-- BEGIN --

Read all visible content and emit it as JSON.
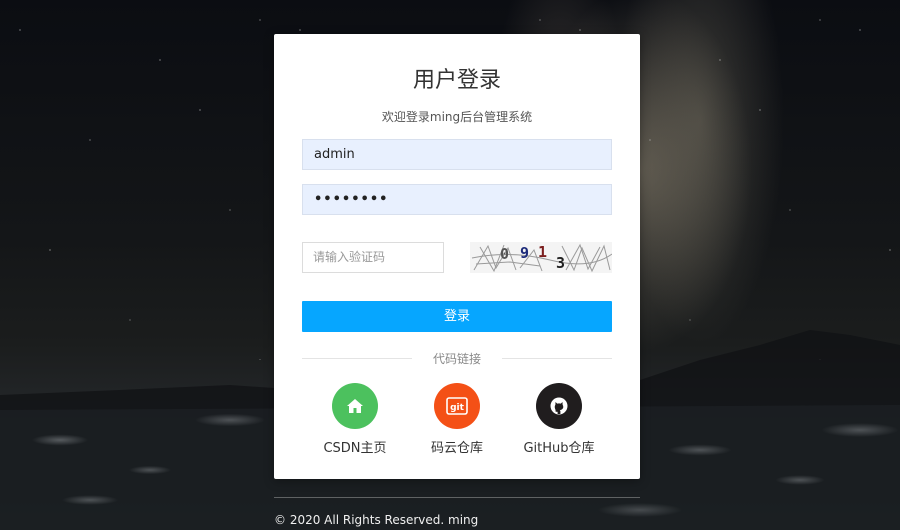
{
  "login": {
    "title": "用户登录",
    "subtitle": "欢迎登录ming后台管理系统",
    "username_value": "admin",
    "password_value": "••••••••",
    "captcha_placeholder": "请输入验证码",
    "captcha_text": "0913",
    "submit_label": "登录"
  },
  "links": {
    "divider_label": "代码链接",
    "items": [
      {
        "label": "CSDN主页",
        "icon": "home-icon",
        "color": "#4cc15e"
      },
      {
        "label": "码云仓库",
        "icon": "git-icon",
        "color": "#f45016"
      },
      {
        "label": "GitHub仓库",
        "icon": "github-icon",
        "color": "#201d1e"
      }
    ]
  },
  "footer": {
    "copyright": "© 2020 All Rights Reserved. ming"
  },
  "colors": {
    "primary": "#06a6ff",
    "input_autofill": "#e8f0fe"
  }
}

-- END --

AIM | Give back all entries exactly. No pictures belong in the copy.

CORRECT RESULT |
Read all visible content and emit it as JSON.
{
  "login": {
    "title": "用户登录",
    "subtitle": "欢迎登录ming后台管理系统",
    "username_value": "admin",
    "password_value": "••••••••",
    "captcha_placeholder": "请输入验证码",
    "captcha_text": "0913",
    "submit_label": "登录"
  },
  "links": {
    "divider_label": "代码链接",
    "items": [
      {
        "label": "CSDN主页",
        "icon": "home-icon",
        "color": "#4cc15e"
      },
      {
        "label": "码云仓库",
        "icon": "git-icon",
        "color": "#f45016"
      },
      {
        "label": "GitHub仓库",
        "icon": "github-icon",
        "color": "#201d1e"
      }
    ]
  },
  "footer": {
    "copyright": "© 2020 All Rights Reserved. ming"
  },
  "colors": {
    "primary": "#06a6ff",
    "input_autofill": "#e8f0fe"
  }
}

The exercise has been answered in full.